• _TASK INPUT_
-- BEGIN --

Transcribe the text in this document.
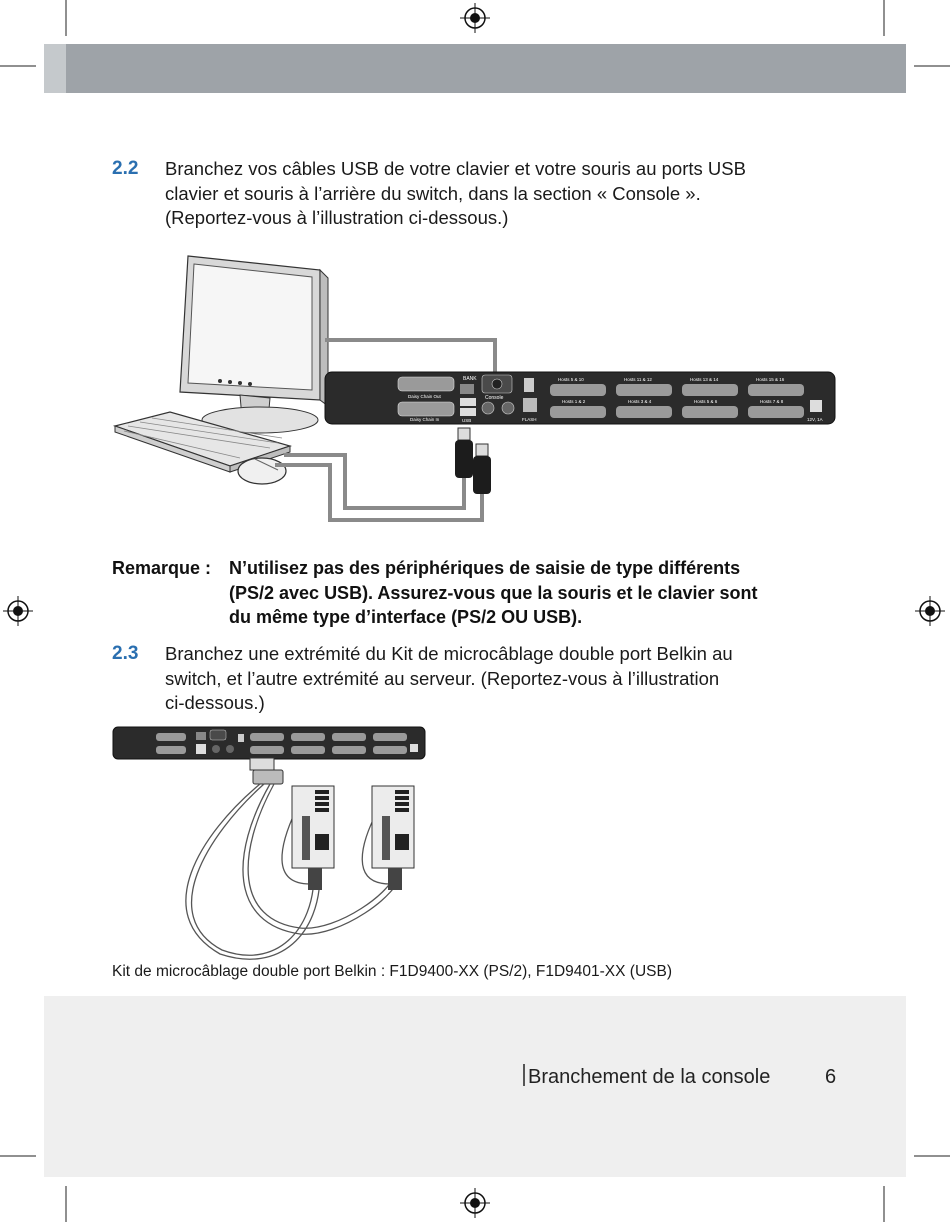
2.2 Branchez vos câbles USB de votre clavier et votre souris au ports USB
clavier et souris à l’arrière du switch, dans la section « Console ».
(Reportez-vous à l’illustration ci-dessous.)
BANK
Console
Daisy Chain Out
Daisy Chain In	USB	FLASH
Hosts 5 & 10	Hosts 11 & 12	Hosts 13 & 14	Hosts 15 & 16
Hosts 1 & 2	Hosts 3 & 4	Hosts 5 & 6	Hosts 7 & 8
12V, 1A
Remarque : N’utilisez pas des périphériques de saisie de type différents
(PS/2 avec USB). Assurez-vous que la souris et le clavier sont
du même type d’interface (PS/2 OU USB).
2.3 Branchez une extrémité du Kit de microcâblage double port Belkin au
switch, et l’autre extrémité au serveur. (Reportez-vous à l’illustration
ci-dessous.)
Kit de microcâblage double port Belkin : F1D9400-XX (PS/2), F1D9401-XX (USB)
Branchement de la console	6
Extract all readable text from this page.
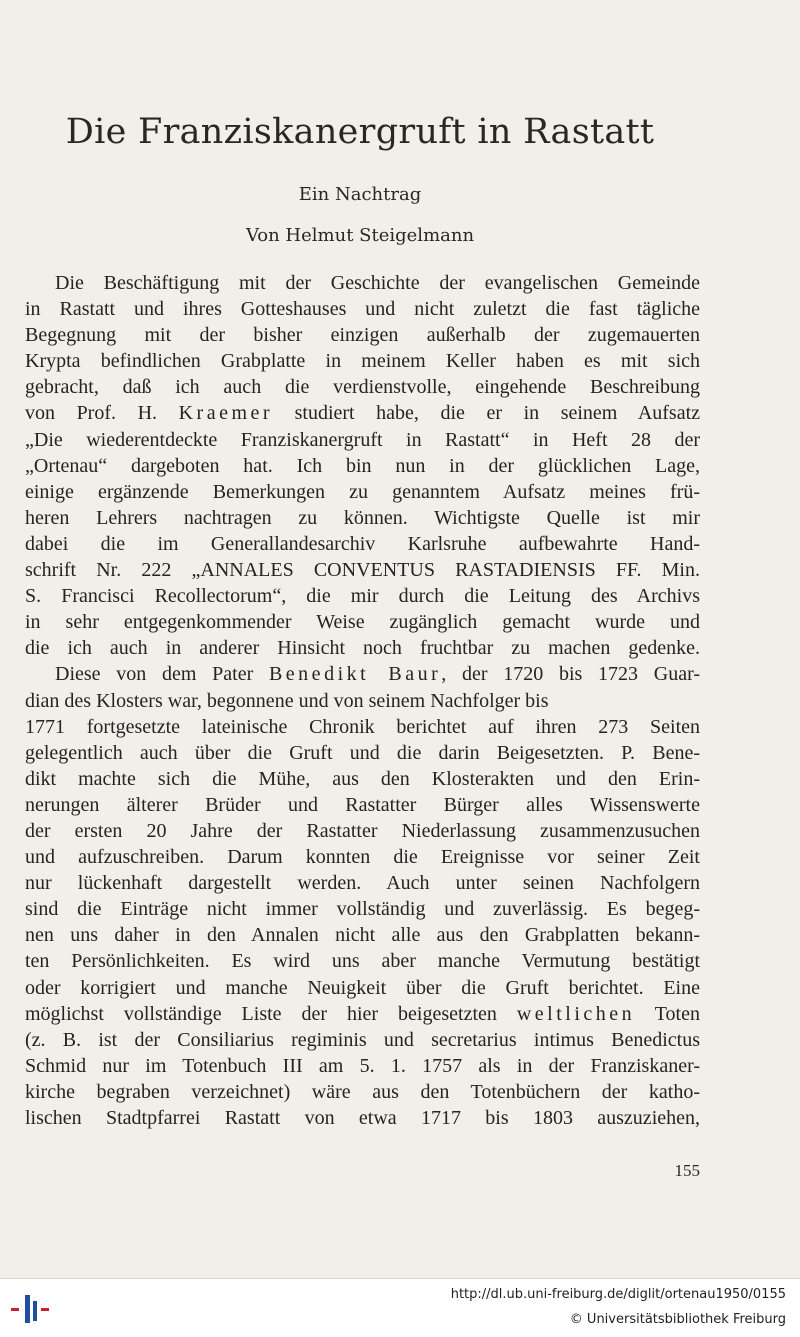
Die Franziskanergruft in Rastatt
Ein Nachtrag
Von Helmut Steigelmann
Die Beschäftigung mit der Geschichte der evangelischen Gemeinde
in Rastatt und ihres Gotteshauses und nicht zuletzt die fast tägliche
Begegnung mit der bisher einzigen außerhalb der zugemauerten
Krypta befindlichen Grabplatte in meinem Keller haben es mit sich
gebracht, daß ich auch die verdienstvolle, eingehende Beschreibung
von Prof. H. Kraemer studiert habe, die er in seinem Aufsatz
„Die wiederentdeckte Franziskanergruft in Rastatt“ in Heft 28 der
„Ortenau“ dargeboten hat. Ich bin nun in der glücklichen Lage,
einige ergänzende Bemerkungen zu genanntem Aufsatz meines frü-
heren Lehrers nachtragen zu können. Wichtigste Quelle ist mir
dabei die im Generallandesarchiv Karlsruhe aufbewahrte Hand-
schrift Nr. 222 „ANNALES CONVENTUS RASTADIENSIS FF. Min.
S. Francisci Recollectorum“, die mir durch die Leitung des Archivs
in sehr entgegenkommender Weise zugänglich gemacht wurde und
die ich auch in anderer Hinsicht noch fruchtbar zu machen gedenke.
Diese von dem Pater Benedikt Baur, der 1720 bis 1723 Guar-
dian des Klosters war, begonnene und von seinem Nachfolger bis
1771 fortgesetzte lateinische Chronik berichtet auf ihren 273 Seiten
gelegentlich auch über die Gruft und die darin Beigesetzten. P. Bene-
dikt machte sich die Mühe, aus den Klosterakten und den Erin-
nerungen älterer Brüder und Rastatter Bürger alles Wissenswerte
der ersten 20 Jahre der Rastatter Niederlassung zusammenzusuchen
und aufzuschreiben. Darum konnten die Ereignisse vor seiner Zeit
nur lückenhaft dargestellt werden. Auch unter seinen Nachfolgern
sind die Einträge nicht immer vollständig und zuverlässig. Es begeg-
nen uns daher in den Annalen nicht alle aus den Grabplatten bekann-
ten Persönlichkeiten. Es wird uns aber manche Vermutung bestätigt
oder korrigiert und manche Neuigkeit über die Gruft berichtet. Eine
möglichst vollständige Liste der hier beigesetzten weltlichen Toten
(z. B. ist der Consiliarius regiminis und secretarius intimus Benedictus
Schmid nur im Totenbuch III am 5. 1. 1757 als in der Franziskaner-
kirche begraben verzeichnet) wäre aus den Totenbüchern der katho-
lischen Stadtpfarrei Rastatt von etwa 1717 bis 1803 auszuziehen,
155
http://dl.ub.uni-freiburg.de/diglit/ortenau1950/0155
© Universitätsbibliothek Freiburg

-- END --
-- BEGIN --

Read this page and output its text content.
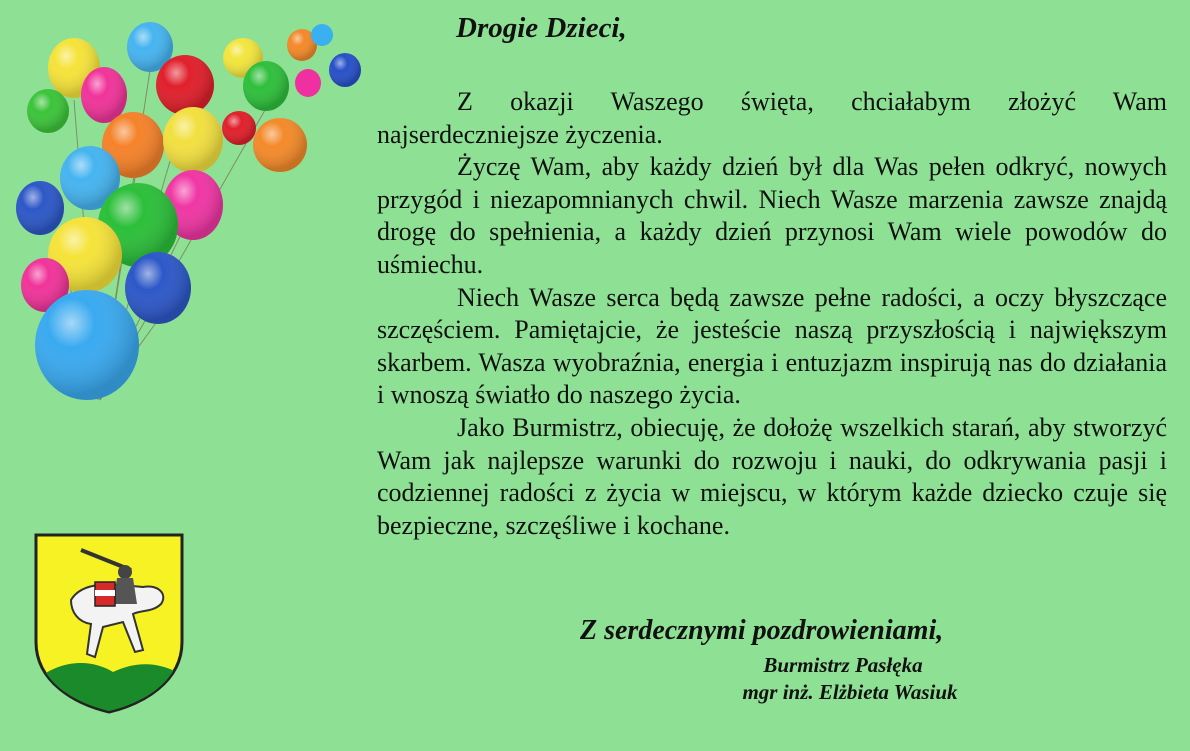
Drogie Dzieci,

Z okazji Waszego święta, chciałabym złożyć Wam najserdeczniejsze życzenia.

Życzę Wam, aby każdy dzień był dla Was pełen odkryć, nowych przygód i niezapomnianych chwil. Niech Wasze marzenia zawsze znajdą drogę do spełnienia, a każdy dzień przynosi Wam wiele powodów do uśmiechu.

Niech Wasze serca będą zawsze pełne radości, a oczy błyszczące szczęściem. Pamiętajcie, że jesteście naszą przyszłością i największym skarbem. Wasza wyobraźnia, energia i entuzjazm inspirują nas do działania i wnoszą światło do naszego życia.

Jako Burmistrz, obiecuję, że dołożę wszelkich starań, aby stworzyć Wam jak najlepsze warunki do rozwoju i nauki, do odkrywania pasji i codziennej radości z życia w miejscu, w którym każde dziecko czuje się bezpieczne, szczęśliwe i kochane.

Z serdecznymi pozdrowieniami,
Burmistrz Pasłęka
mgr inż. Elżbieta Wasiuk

-- END --

• _GIVEN REQUEST_
Which lines contain the word "zawsze"? Copy each of them.

• _EXERCISE ANSWER_
Życzę Wam, aby każdy dzień był dla Was pełen odkryć, nowych przygód i niezapomnianych chwil. Niech Wasze marzenia zawsze znajdą drogę do spełnienia, a każdy dzień przynosi Wam wiele powodów do uśmiechu.
Niech Wasze serca będą zawsze pełne radości, a oczy błyszczące szczęściem. Pamiętajcie, że jesteście naszą przyszłością i największym skarbem. Wasza wyobraźnia, energia i entuzjazm inspirują nas do działania i wnoszą światło do naszego życia.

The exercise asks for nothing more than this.